**The request:** Pull out from the material below all lines with "color".

**Data lines:**
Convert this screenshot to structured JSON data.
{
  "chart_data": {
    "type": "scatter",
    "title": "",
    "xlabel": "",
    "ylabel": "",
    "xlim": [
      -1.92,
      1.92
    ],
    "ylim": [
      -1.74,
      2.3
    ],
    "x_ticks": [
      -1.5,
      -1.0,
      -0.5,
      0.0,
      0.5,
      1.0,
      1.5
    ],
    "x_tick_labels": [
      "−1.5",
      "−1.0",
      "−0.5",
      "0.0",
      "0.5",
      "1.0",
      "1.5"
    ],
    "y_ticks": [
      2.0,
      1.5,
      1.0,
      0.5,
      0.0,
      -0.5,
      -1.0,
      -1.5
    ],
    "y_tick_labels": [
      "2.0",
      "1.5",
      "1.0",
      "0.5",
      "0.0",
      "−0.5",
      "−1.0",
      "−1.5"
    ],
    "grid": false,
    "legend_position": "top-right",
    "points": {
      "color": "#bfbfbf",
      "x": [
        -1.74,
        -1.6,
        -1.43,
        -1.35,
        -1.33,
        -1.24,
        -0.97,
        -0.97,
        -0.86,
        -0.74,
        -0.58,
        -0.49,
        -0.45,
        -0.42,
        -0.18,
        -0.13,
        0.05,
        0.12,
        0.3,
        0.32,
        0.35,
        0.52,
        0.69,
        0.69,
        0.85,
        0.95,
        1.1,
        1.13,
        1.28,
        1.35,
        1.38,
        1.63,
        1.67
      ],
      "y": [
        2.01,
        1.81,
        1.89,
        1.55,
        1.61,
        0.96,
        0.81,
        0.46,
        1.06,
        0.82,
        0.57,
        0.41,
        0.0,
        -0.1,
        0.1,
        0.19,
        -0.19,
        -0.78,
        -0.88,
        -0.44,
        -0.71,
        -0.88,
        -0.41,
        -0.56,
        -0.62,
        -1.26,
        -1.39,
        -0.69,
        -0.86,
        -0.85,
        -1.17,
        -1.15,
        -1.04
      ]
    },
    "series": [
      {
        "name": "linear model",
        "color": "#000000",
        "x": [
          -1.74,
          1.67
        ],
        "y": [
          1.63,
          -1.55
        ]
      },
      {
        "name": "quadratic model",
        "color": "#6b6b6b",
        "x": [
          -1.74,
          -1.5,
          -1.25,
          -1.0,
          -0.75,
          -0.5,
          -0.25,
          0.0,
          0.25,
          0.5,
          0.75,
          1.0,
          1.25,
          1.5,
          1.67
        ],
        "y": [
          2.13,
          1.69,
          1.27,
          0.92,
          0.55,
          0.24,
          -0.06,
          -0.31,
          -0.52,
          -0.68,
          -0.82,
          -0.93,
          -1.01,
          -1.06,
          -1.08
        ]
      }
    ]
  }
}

**Answer for the task:**
      "color": "#bfbfbf",
        "color": "#000000",
        "color": "#6b6b6b",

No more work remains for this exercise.